WRITTEN INSTRUCTION – Transcribe the material exactly. Images do not belong in the copy.

>> BEGIN EXERCISE DATA

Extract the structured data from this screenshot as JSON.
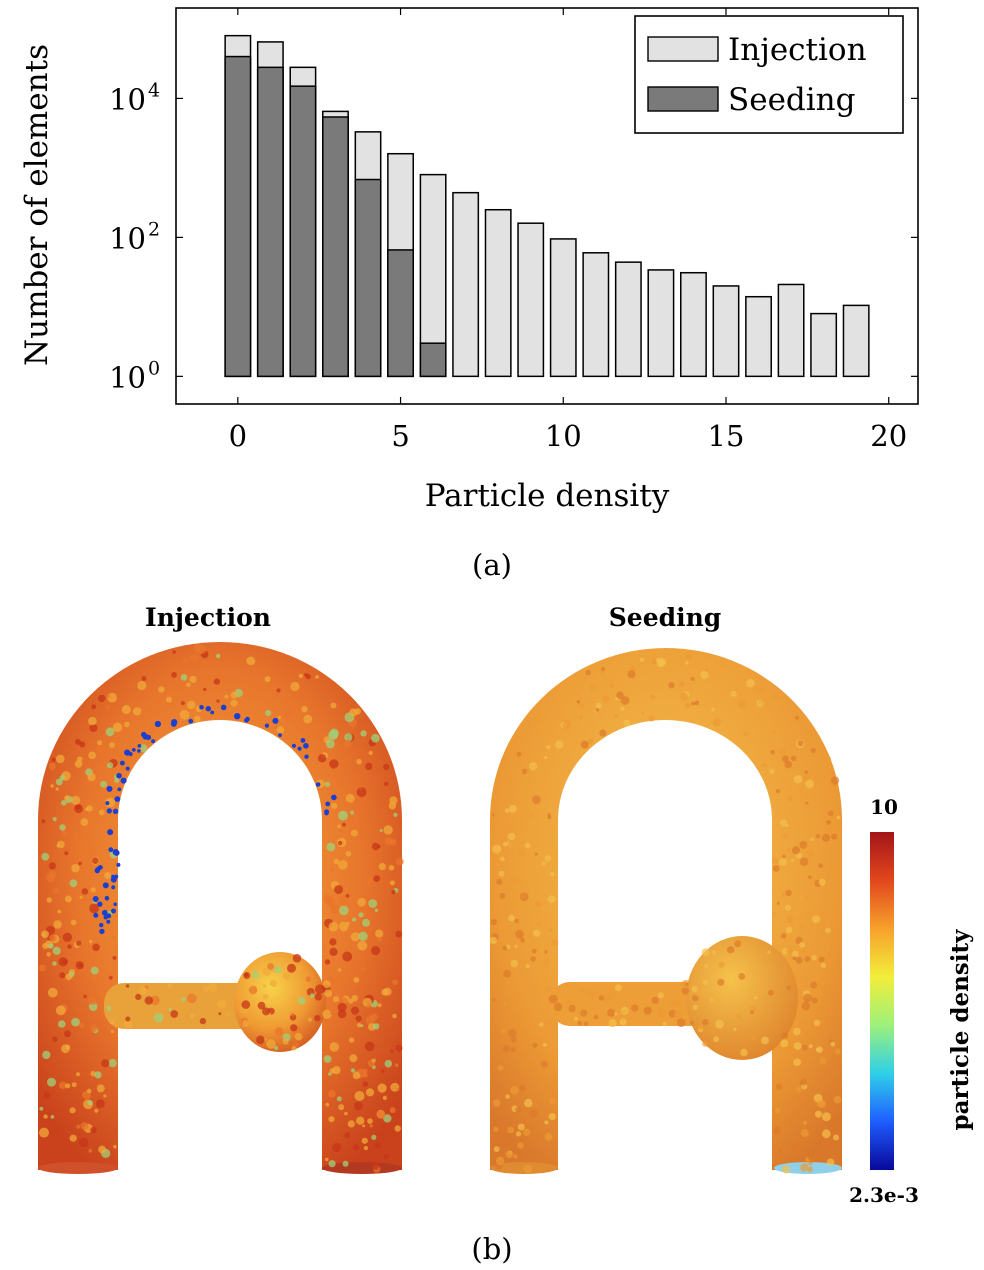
{
  "chart_data": {
    "type": "bar",
    "yscale": "log",
    "xlabel": "Particle density",
    "ylabel": "Number of elements",
    "xlim": [
      -1.9,
      20.9
    ],
    "ylim": [
      0.4,
      200000
    ],
    "xticks": [
      0,
      5,
      10,
      15,
      20
    ],
    "yticks": [
      {
        "value": 1,
        "base": "10",
        "exp": "0"
      },
      {
        "value": 100,
        "base": "10",
        "exp": "2"
      },
      {
        "value": 10000,
        "base": "10",
        "exp": "4"
      }
    ],
    "legend": {
      "position": "top-right"
    },
    "x": [
      0,
      1,
      2,
      3,
      4,
      5,
      6,
      7,
      8,
      9,
      10,
      11,
      12,
      13,
      14,
      15,
      16,
      17,
      18,
      19
    ],
    "series": [
      {
        "name": "Injection",
        "color": "#e2e2e2",
        "values": [
          80000,
          65000,
          28000,
          6500,
          3300,
          1600,
          800,
          440,
          250,
          160,
          95,
          60,
          44,
          34,
          31,
          20,
          14,
          21,
          8,
          10.5
        ]
      },
      {
        "name": "Seeding",
        "color": "#7a7a7a",
        "values": [
          40000,
          28000,
          15000,
          5400,
          680,
          66,
          3,
          null,
          null,
          null,
          null,
          null,
          null,
          null,
          null,
          null,
          null,
          null,
          null,
          null
        ]
      }
    ]
  },
  "captions": {
    "a": "(a)",
    "b": "(b)"
  },
  "renders": {
    "left_title": "Injection",
    "right_title": "Seeding",
    "colorbar": {
      "label": "particle density",
      "max_label": "10",
      "min_label": "2.3e-3",
      "colors": [
        "#08079a",
        "#1f5dff",
        "#2fd0e8",
        "#9ef07a",
        "#f2ee3a",
        "#f7a12c",
        "#e2471d",
        "#a3141a"
      ]
    },
    "colors": {
      "injection_base": "#e9752b",
      "injection_hot": "#c73518",
      "injection_warm": "#f0a93a",
      "injection_cool": "#9fd27a",
      "injection_cold": "#1b3fd0",
      "seeding_base": "#ec9a35",
      "seeding_light": "#f3c14c",
      "seeding_dark": "#dd7a2c"
    }
  }
}
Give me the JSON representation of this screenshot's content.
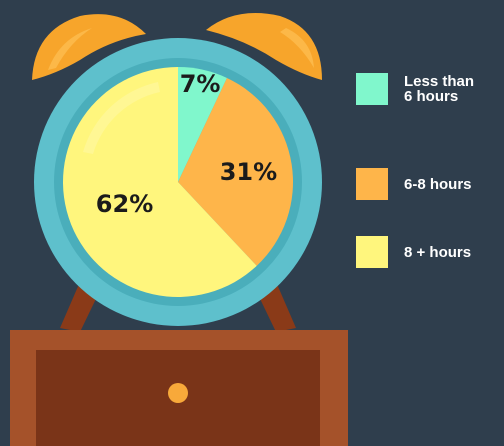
{
  "colors": {
    "background": "#2f3e4d",
    "bell": "#f7a52b",
    "bell_shade": "#e08a16",
    "legs": "#8a3a18",
    "clock_ring": "#5ec0cc",
    "clock_ring_inner": "#4aaebb",
    "nightstand_top": "#a5522a",
    "nightstand_front": "#7a3418",
    "knob": "#f8a93a"
  },
  "chart_data": {
    "type": "pie",
    "start_angle": 0,
    "direction": "clockwise",
    "slices": [
      {
        "label": "Less than\n6 hours",
        "value": 7,
        "display": "7%",
        "color": "#80f7cc"
      },
      {
        "label": "6-8 hours",
        "value": 31,
        "display": "31%",
        "color": "#feb54a"
      },
      {
        "label": "8 + hours",
        "value": 62,
        "display": "62%",
        "color": "#fff67d"
      }
    ]
  }
}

>> END EXERCISE DATA

OUTPUT BELOW –
Extract the structured data from this screenshot as JSON.
{
  "chart_data": {
    "type": "bar",
    "yscale": "log",
    "xlabel": "Particle density",
    "ylabel": "Number of elements",
    "xlim": [
      -1.9,
      20.9
    ],
    "ylim": [
      0.4,
      200000
    ],
    "xticks": [
      0,
      5,
      10,
      15,
      20
    ],
    "yticks": [
      {
        "value": 1,
        "base": "10",
        "exp": "0"
      },
      {
        "value": 100,
        "base": "10",
        "exp": "2"
      },
      {
        "value": 10000,
        "base": "10",
        "exp": "4"
      }
    ],
    "legend": {
      "position": "top-right"
    },
    "x": [
      0,
      1,
      2,
      3,
      4,
      5,
      6,
      7,
      8,
      9,
      10,
      11,
      12,
      13,
      14,
      15,
      16,
      17,
      18,
      19
    ],
    "series": [
      {
        "name": "Injection",
        "color": "#e2e2e2",
        "values": [
          80000,
          65000,
          28000,
          6500,
          3300,
          1600,
          800,
          440,
          250,
          160,
          95,
          60,
          44,
          34,
          31,
          20,
          14,
          21,
          8,
          10.5
        ]
      },
      {
        "name": "Seeding",
        "color": "#7a7a7a",
        "values": [
          40000,
          28000,
          15000,
          5400,
          680,
          66,
          3,
          null,
          null,
          null,
          null,
          null,
          null,
          null,
          null,
          null,
          null,
          null,
          null,
          null
        ]
      }
    ]
  },
  "captions": {
    "a": "(a)",
    "b": "(b)"
  },
  "renders": {
    "left_title": "Injection",
    "right_title": "Seeding",
    "colorbar": {
      "label": "particle density",
      "max_label": "10",
      "min_label": "2.3e-3",
      "colors": [
        "#08079a",
        "#1f5dff",
        "#2fd0e8",
        "#9ef07a",
        "#f2ee3a",
        "#f7a12c",
        "#e2471d",
        "#a3141a"
      ]
    },
    "colors": {
      "injection_base": "#e9752b",
      "injection_hot": "#c73518",
      "injection_warm": "#f0a93a",
      "injection_cool": "#9fd27a",
      "injection_cold": "#1b3fd0",
      "seeding_base": "#ec9a35",
      "seeding_light": "#f3c14c",
      "seeding_dark": "#dd7a2c"
    }
  }
}
Give me the JSON representation of this screenshot's content.
{
  "colors": {
    "background": "#2f3e4d",
    "bell": "#f7a52b",
    "bell_shade": "#e08a16",
    "legs": "#8a3a18",
    "clock_ring": "#5ec0cc",
    "clock_ring_inner": "#4aaebb",
    "nightstand_top": "#a5522a",
    "nightstand_front": "#7a3418",
    "knob": "#f8a93a"
  },
  "chart_data": {
    "type": "pie",
    "start_angle": 0,
    "direction": "clockwise",
    "slices": [
      {
        "label": "Less than\n6 hours",
        "value": 7,
        "display": "7%",
        "color": "#80f7cc"
      },
      {
        "label": "6-8 hours",
        "value": 31,
        "display": "31%",
        "color": "#feb54a"
      },
      {
        "label": "8 + hours",
        "value": 62,
        "display": "62%",
        "color": "#fff67d"
      }
    ]
  }
}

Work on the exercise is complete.